MATERIAL FOR THE TASK:
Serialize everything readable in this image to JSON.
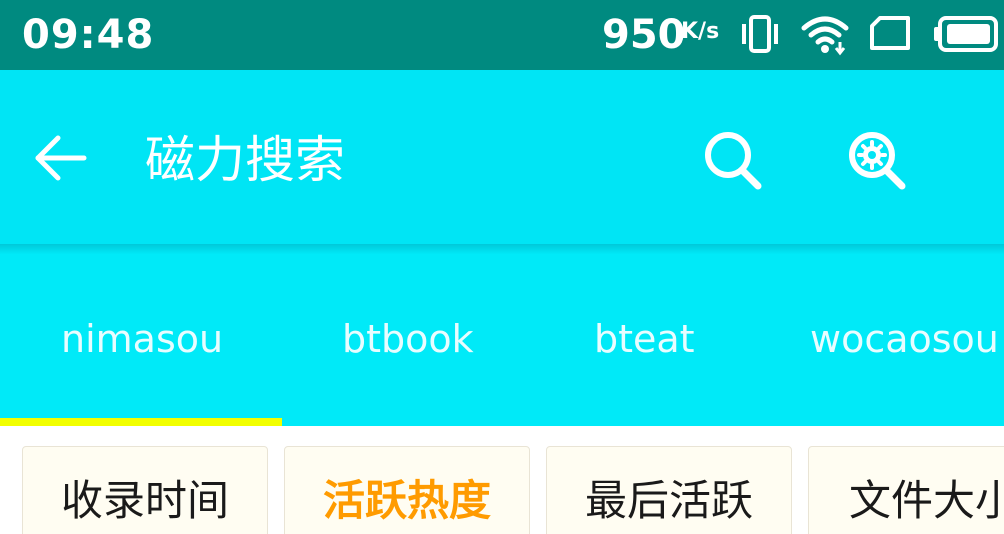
{
  "status_bar": {
    "time": "09:48",
    "network_speed": "950",
    "network_speed_unit": "K/s",
    "icons": [
      "vibrate-icon",
      "wifi-icon",
      "sim-card-icon",
      "battery-icon"
    ]
  },
  "toolbar": {
    "back_icon": "back-arrow-icon",
    "title": "磁力搜索",
    "search_icon": "search-icon",
    "search_settings_icon": "search-settings-icon",
    "background_color": "#00e5f5"
  },
  "tabs": {
    "items": [
      {
        "label": "nimasou",
        "selected": true
      },
      {
        "label": "btbook",
        "selected": false
      },
      {
        "label": "bteat",
        "selected": false
      },
      {
        "label": "wocaosou",
        "selected": false
      }
    ],
    "indicator_color": "#f2ff00"
  },
  "sort_options": {
    "items": [
      {
        "label": "收录时间",
        "selected": false
      },
      {
        "label": "活跃热度",
        "selected": true
      },
      {
        "label": "最后活跃",
        "selected": false
      },
      {
        "label": "文件大小",
        "selected": false
      }
    ],
    "selected_color": "#ff9b00"
  }
}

GIVEN REQUEST: Which lines include the word "label"? Copy every one of them.

FINAL RESULT:
        "label": "nimasou",
        "label": "btbook",
        "label": "bteat",
        "label": "wocaosou",
        "label": "收录时间",
        "label": "活跃热度",
        "label": "最后活跃",
        "label": "文件大小",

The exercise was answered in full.